What is required:
Provide an exact reproduction of every entry.

++++ Data

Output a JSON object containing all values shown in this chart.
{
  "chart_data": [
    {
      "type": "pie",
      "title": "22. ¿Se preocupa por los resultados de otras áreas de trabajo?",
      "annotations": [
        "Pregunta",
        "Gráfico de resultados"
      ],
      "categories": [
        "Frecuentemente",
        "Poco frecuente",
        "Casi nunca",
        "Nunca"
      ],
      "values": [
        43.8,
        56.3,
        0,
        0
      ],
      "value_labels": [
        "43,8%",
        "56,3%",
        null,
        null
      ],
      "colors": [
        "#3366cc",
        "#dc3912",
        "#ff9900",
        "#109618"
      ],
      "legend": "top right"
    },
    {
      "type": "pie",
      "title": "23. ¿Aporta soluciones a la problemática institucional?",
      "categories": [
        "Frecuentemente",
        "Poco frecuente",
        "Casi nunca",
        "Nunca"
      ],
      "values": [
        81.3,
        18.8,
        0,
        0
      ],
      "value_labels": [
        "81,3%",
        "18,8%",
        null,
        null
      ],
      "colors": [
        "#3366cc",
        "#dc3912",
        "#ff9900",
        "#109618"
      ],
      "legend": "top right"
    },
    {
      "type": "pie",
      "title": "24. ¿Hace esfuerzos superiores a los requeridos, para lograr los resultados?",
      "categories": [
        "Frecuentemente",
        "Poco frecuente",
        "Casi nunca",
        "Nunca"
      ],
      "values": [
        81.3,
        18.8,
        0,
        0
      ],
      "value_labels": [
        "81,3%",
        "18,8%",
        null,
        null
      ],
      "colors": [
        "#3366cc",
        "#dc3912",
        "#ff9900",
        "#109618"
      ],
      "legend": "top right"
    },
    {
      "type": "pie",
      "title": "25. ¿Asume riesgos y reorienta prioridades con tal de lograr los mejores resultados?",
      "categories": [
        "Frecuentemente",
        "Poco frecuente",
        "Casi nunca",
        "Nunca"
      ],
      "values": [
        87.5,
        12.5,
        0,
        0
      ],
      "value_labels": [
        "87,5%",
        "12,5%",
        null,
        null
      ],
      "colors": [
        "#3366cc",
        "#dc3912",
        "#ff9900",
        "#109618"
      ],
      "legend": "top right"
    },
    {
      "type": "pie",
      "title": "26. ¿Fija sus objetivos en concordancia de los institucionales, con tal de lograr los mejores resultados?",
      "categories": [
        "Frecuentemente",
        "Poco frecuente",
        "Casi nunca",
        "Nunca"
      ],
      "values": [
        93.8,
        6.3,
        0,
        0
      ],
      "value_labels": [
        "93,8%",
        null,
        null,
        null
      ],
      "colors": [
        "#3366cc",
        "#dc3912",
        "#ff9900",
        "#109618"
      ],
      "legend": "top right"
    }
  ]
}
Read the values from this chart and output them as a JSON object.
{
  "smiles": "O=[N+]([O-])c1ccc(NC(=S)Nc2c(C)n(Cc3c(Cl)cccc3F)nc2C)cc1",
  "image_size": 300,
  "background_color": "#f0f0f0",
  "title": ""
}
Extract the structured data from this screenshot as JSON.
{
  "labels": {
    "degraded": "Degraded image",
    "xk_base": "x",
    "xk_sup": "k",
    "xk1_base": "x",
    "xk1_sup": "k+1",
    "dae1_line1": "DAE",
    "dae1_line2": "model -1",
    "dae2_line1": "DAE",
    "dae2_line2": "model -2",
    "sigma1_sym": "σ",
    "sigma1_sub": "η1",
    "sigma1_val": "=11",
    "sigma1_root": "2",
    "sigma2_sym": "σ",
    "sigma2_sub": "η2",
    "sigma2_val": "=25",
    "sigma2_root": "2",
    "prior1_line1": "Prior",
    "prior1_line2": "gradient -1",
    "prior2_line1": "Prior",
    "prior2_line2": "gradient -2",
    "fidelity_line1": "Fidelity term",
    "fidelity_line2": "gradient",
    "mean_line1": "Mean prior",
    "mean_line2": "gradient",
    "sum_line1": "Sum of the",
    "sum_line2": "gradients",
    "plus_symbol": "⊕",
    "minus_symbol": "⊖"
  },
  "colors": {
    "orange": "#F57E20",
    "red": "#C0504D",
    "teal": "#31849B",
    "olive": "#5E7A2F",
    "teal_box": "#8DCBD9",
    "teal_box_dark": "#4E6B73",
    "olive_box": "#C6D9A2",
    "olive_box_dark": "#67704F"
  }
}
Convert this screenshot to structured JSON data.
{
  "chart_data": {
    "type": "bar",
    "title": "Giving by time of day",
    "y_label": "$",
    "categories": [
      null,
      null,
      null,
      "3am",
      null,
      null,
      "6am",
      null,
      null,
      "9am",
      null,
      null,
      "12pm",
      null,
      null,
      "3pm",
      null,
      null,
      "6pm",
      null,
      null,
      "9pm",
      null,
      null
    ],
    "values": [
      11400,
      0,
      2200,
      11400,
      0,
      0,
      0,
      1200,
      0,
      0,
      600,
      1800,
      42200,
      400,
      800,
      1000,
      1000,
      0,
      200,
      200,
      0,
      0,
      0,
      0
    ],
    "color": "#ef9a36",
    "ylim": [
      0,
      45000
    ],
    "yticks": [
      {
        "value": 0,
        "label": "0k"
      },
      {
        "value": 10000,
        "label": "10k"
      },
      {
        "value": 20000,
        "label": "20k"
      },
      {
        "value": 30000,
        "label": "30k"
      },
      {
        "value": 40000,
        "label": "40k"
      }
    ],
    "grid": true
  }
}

++++++++

Solution for this exercise:
Output a JSON object containing all values shown in this chart.
{
  "chart_data": [
    {
      "type": "pie",
      "title": "22. ¿Se preocupa por los resultados de otras áreas de trabajo?",
      "annotations": [
        "Pregunta",
        "Gráfico de resultados"
      ],
      "categories": [
        "Frecuentemente",
        "Poco frecuente",
        "Casi nunca",
        "Nunca"
      ],
      "values": [
        43.8,
        56.3,
        0,
        0
      ],
      "value_labels": [
        "43,8%",
        "56,3%",
        null,
        null
      ],
      "colors": [
        "#3366cc",
        "#dc3912",
        "#ff9900",
        "#109618"
      ],
      "legend": "top right"
    },
    {
      "type": "pie",
      "title": "23. ¿Aporta soluciones a la problemática institucional?",
      "categories": [
        "Frecuentemente",
        "Poco frecuente",
        "Casi nunca",
        "Nunca"
      ],
      "values": [
        81.3,
        18.8,
        0,
        0
      ],
      "value_labels": [
        "81,3%",
        "18,8%",
        null,
        null
      ],
      "colors": [
        "#3366cc",
        "#dc3912",
        "#ff9900",
        "#109618"
      ],
      "legend": "top right"
    },
    {
      "type": "pie",
      "title": "24. ¿Hace esfuerzos superiores a los requeridos, para lograr los resultados?",
      "categories": [
        "Frecuentemente",
        "Poco frecuente",
        "Casi nunca",
        "Nunca"
      ],
      "values": [
        81.3,
        18.8,
        0,
        0
      ],
      "value_labels": [
        "81,3%",
        "18,8%",
        null,
        null
      ],
      "colors": [
        "#3366cc",
        "#dc3912",
        "#ff9900",
        "#109618"
      ],
      "legend": "top right"
    },
    {
      "type": "pie",
      "title": "25. ¿Asume riesgos y reorienta prioridades con tal de lograr los mejores resultados?",
      "categories": [
        "Frecuentemente",
        "Poco frecuente",
        "Casi nunca",
        "Nunca"
      ],
      "values": [
        87.5,
        12.5,
        0,
        0
      ],
      "value_labels": [
        "87,5%",
        "12,5%",
        null,
        null
      ],
      "colors": [
        "#3366cc",
        "#dc3912",
        "#ff9900",
        "#109618"
      ],
      "legend": "top right"
    },
    {
      "type": "pie",
      "title": "26. ¿Fija sus objetivos en concordancia de los institucionales, con tal de lograr los mejores resultados?",
      "categories": [
        "Frecuentemente",
        "Poco frecuente",
        "Casi nunca",
        "Nunca"
      ],
      "values": [
        93.8,
        6.3,
        0,
        0
      ],
      "value_labels": [
        "93,8%",
        null,
        null,
        null
      ],
      "colors": [
        "#3366cc",
        "#dc3912",
        "#ff9900",
        "#109618"
      ],
      "legend": "top right"
    }
  ]
}
Read the values from this chart and output them as a JSON object.
{
  "smiles": "O=[N+]([O-])c1ccc(NC(=S)Nc2c(C)n(Cc3c(Cl)cccc3F)nc2C)cc1",
  "image_size": 300,
  "background_color": "#f0f0f0",
  "title": ""
}
Extract the structured data from this screenshot as JSON.
{
  "labels": {
    "degraded": "Degraded image",
    "xk_base": "x",
    "xk_sup": "k",
    "xk1_base": "x",
    "xk1_sup": "k+1",
    "dae1_line1": "DAE",
    "dae1_line2": "model -1",
    "dae2_line1": "DAE",
    "dae2_line2": "model -2",
    "sigma1_sym": "σ",
    "sigma1_sub": "η1",
    "sigma1_val": "=11",
    "sigma1_root": "2",
    "sigma2_sym": "σ",
    "sigma2_sub": "η2",
    "sigma2_val": "=25",
    "sigma2_root": "2",
    "prior1_line1": "Prior",
    "prior1_line2": "gradient -1",
    "prior2_line1": "Prior",
    "prior2_line2": "gradient -2",
    "fidelity_line1": "Fidelity term",
    "fidelity_line2": "gradient",
    "mean_line1": "Mean prior",
    "mean_line2": "gradient",
    "sum_line1": "Sum of the",
    "sum_line2": "gradients",
    "plus_symbol": "⊕",
    "minus_symbol": "⊖"
  },
  "colors": {
    "orange": "#F57E20",
    "red": "#C0504D",
    "teal": "#31849B",
    "olive": "#5E7A2F",
    "teal_box": "#8DCBD9",
    "teal_box_dark": "#4E6B73",
    "olive_box": "#C6D9A2",
    "olive_box_dark": "#67704F"
  }
}
Convert this screenshot to structured JSON data.
{
  "chart_data": {
    "type": "bar",
    "title": "Giving by time of day",
    "y_label": "$",
    "categories": [
      null,
      null,
      null,
      "3am",
      null,
      null,
      "6am",
      null,
      null,
      "9am",
      null,
      null,
      "12pm",
      null,
      null,
      "3pm",
      null,
      null,
      "6pm",
      null,
      null,
      "9pm",
      null,
      null
    ],
    "values": [
      11400,
      0,
      2200,
      11400,
      0,
      0,
      0,
      1200,
      0,
      0,
      600,
      1800,
      42200,
      400,
      800,
      1000,
      1000,
      0,
      200,
      200,
      0,
      0,
      0,
      0
    ],
    "color": "#ef9a36",
    "ylim": [
      0,
      45000
    ],
    "yticks": [
      {
        "value": 0,
        "label": "0k"
      },
      {
        "value": 10000,
        "label": "10k"
      },
      {
        "value": 20000,
        "label": "20k"
      },
      {
        "value": 30000,
        "label": "30k"
      },
      {
        "value": 40000,
        "label": "40k"
      }
    ],
    "grid": true
  }
}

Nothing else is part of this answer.